Exercise passage below:
Cytokine Patterns in Brain Tumour Progression

1Victor Babes National Institute of Pathology, 99-101 Splaiul Independentei, 050096 Bucharest, Romania
2National Institute for Chemical Pharmaceutical R&D, 112 Calea Vitan, 031299 Bucharest, Romania
3Stefan S Nicolau Institute of Virology, 285 Soseaua Mihai Bravu, 030304 Bucharest, Romania
4Neurology and Neurovascular Diseases National Institute, 10-12 Soseaua Berceni, 041914 Bucharest, Romania
5Elias Emergency University Hospital, 19 Bulevardul Marasti, 011462 Bucharest, Romania

Received 4 March 2013; Accepted 4 June 2013

Academic Editor: Gila Moalem-Taylor

Copyright © 2013 Radu Albulescu et al. This is an open access article distributed under the Creative Commons Attribution License, which permits unrestricted use, distribution, and reproduction in any medium, provided the original work is properly cited.

Abstract

Inflammation represents the immune system response to external or internal aggressors such as injury or infection in certain tissues. The body’s response to cancer has many parallels with inflammation and repair; the inflammatory cells and cytokines present in tumours are more likely to contribute to tumour growth, progression, and immunosuppression, rather than in building an effective antitumour defence. Using new proteomic technology, we have investigated serum profile of pro- (IL-1β, IL-6, IL-8, IL-12, GM-CSF, and TNF-α) and anti-inflammatory cytokines (IL-4, IL-10), along with angiogenic factors (VEGF, bFGF) in order to assess tumoural aggressiveness. Our results indicate significant dysregulation in serum levels of cytokines and angiogenic factors, with over threefold upregulation of IL-6, IL-1β, TNF-α, and IL-10 and up to twofold upregulation of VEGF, FGF-2, IL-8, IL-2, and GM-CSF. These molecules are involved in tumour progression and aggressiveness, and are also involved in a generation of disease associated pain.
End of Exercise passage.
Records provided below:
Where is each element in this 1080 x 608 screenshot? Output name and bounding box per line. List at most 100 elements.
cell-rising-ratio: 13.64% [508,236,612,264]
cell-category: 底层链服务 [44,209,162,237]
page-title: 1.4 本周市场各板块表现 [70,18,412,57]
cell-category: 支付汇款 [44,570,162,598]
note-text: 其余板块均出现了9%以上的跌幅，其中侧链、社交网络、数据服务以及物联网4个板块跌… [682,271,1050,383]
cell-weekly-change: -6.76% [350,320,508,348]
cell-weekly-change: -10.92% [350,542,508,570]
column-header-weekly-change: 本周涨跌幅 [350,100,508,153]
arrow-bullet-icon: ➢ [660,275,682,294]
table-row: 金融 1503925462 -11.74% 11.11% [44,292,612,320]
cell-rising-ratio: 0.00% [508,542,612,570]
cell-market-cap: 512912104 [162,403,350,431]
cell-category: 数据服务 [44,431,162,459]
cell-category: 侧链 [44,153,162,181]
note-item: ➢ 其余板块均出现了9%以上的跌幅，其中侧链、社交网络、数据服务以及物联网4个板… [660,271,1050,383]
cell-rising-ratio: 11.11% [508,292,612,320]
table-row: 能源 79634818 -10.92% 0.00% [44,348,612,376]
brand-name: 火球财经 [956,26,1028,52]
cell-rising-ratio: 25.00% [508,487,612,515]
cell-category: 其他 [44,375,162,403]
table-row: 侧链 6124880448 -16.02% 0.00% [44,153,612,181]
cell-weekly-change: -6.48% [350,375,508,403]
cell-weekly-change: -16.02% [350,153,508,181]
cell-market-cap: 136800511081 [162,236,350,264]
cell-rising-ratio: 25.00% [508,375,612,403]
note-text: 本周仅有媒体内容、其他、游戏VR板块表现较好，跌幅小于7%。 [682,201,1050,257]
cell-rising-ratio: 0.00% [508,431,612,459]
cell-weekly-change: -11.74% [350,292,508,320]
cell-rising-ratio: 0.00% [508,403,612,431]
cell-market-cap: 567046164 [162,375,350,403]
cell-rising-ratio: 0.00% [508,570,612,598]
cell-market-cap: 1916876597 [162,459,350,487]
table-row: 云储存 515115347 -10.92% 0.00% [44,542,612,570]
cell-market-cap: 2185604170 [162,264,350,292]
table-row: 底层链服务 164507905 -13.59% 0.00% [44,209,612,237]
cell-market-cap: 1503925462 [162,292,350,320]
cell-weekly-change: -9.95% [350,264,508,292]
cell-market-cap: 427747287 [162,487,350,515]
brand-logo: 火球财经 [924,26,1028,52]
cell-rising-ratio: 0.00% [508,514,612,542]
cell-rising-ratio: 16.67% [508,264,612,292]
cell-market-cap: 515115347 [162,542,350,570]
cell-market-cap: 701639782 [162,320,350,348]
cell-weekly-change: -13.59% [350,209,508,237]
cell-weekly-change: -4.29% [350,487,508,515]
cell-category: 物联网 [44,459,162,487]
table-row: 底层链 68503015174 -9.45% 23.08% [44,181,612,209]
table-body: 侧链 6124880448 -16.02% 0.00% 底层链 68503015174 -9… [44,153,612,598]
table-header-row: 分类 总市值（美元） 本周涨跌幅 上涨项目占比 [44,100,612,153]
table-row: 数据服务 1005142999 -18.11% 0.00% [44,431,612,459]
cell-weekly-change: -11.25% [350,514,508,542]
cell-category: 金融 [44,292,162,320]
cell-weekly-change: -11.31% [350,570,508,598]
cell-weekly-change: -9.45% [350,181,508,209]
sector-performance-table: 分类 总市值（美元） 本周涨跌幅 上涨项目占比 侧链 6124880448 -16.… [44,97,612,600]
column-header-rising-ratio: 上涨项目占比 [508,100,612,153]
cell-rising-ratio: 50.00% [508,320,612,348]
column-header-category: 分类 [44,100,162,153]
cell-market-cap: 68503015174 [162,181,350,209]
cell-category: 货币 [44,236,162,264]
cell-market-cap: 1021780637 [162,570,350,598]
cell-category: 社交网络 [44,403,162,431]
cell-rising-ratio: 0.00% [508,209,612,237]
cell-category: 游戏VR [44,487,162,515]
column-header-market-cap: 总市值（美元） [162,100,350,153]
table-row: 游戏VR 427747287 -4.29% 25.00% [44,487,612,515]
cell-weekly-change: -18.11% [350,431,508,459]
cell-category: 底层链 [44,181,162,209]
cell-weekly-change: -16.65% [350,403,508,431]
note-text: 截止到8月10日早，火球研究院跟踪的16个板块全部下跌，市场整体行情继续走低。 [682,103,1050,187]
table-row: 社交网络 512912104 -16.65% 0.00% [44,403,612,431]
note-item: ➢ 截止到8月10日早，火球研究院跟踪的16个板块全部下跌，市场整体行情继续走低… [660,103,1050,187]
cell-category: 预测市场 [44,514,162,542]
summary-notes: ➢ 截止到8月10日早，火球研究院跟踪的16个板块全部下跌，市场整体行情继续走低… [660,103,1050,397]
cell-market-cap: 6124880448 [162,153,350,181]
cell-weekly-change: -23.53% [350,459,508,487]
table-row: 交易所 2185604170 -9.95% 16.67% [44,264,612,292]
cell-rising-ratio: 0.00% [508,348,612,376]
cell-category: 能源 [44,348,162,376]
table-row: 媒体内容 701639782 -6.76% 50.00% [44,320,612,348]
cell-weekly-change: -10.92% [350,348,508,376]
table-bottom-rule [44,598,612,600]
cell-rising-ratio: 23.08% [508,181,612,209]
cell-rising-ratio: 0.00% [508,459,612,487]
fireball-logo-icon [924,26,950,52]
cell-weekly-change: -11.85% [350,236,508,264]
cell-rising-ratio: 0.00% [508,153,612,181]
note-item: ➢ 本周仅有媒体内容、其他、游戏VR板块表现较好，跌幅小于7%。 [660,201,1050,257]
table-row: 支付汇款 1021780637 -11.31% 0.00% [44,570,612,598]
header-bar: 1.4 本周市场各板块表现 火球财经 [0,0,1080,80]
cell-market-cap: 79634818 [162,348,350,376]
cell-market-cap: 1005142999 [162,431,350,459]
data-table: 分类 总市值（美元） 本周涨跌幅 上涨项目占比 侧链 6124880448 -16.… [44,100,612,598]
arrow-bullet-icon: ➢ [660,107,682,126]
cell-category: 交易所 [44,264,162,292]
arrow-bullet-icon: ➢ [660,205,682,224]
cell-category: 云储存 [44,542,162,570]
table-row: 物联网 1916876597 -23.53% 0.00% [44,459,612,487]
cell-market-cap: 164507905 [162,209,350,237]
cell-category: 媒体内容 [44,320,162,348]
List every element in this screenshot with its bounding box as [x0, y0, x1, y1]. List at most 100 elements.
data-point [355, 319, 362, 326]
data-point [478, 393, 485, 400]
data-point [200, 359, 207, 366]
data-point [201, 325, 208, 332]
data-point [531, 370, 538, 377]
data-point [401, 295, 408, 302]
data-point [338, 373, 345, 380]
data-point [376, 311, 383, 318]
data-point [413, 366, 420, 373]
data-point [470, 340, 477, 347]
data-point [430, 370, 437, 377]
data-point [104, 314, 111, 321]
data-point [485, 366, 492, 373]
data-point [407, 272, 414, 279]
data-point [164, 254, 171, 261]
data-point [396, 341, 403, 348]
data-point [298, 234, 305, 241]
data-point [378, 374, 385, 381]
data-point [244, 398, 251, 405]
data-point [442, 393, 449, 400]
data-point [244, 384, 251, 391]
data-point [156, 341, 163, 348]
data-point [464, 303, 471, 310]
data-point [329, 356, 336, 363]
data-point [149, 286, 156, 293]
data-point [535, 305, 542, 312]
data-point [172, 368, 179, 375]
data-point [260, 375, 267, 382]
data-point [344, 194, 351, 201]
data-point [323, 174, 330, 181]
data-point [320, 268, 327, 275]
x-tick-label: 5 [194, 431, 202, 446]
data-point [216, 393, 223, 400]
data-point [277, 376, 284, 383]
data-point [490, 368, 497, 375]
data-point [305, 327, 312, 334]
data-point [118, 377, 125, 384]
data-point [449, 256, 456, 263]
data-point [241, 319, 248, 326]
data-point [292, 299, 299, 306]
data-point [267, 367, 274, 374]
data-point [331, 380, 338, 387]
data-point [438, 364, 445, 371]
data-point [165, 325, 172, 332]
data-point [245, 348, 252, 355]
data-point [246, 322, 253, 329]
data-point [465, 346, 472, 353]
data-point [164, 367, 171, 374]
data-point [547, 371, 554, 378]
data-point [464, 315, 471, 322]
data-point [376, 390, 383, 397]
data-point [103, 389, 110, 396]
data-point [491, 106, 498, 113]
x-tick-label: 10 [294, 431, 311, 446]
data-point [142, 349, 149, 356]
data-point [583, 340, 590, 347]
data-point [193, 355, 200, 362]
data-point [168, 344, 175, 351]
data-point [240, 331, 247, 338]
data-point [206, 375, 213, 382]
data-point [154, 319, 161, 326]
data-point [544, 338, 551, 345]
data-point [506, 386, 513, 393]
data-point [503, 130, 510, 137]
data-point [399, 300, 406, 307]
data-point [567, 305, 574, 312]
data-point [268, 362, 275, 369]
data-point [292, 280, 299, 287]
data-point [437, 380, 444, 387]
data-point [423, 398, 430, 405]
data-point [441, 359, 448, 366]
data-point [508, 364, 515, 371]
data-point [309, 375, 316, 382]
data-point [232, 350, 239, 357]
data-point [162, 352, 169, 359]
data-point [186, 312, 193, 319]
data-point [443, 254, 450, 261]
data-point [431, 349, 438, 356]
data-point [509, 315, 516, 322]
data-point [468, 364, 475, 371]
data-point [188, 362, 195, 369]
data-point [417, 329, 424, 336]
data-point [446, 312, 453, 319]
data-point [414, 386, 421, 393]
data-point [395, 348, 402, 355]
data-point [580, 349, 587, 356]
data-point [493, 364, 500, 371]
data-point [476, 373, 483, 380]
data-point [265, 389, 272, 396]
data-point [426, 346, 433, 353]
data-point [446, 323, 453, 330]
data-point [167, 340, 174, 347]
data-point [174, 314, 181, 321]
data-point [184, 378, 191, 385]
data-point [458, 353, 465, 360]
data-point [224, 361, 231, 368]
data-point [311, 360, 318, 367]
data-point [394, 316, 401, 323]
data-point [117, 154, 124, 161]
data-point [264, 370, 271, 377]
End of Records provided.
◆ Problem 1:
According to the text on cytokines in brain tumor progression, which anti-inflammatory cytokines were investigated?
◆ Problem 2:
Return everything in the text on cytokines in brain tumor progression from "Academic Editor: Gila" down to "is properly cited.".

◆ Task response 1:
IL-4 and IL-10

◆ Task response 2:
Academic Editor: Gila Moalem-Taylor

Copyright © 2013 Radu Albulescu et al. This is an open access article distributed under the Creative Commons Attribution License, which permits unrestricted use, distribution, and reproduction in any medium, provided the original work is properly cited.